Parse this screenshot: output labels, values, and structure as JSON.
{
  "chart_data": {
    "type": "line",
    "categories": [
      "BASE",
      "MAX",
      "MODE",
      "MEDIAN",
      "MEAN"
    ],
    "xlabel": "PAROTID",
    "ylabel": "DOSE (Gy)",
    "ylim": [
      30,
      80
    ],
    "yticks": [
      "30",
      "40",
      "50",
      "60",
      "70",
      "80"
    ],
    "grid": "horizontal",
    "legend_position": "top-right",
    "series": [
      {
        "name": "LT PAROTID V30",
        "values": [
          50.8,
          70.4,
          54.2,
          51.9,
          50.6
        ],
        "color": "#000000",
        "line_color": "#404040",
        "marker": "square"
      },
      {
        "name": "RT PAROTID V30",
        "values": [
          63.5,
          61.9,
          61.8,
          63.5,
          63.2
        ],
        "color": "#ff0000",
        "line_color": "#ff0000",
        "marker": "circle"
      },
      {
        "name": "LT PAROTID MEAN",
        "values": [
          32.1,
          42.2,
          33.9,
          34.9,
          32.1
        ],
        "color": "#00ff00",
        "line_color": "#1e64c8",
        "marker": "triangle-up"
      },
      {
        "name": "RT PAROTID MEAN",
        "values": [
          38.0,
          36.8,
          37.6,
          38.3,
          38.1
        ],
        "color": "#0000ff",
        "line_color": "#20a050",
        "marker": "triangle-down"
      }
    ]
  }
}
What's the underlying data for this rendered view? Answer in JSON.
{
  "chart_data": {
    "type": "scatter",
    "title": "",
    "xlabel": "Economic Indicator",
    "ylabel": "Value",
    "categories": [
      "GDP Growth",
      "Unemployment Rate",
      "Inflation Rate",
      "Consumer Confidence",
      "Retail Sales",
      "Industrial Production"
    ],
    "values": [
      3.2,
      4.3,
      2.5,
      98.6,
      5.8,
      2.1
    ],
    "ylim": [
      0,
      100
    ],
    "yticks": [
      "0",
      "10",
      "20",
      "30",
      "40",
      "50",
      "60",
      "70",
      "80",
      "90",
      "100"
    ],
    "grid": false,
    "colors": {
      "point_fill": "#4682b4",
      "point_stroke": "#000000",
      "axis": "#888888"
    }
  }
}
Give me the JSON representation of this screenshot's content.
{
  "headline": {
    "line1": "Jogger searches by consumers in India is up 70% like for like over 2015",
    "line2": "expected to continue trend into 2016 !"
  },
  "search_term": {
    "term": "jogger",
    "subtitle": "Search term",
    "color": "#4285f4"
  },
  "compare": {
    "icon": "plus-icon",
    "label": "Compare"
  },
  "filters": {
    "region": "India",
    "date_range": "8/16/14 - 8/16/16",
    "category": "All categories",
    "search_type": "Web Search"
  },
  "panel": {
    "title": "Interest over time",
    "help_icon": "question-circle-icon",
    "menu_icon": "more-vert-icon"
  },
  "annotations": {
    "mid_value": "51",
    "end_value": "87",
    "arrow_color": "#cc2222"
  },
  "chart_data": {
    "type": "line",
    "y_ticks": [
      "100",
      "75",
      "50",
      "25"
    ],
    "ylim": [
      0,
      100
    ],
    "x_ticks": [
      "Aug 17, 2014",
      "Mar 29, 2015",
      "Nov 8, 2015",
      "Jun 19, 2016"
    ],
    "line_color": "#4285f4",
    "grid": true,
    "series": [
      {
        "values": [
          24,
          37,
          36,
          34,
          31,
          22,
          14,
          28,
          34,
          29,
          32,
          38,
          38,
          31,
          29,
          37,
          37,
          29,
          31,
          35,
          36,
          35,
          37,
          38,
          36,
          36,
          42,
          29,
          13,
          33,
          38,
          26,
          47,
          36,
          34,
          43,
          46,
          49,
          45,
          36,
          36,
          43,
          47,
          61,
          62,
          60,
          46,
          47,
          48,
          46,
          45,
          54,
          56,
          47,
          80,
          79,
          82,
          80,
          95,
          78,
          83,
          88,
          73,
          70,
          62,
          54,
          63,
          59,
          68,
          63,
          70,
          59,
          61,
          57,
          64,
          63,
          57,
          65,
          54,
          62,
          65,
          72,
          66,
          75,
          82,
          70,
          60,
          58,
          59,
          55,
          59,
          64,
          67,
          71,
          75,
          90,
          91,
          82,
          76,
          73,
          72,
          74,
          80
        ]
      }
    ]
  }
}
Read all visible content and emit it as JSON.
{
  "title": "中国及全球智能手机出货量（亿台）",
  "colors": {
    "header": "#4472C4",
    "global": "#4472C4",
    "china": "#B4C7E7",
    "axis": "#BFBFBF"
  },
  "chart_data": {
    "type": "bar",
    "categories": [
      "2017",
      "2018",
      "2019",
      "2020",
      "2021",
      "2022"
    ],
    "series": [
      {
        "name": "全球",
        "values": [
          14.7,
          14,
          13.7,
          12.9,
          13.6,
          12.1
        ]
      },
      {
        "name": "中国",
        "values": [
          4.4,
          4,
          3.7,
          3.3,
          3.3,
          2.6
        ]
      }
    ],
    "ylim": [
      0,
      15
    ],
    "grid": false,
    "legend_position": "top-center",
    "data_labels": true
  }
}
━━━━
Task brief:
Whichever lines contain the string "over", select and copy them.

Solution to this task:
    "line1": "Jogger searches by consumers in India is up 70% like for like over 2015",
    "title": "Interest over time",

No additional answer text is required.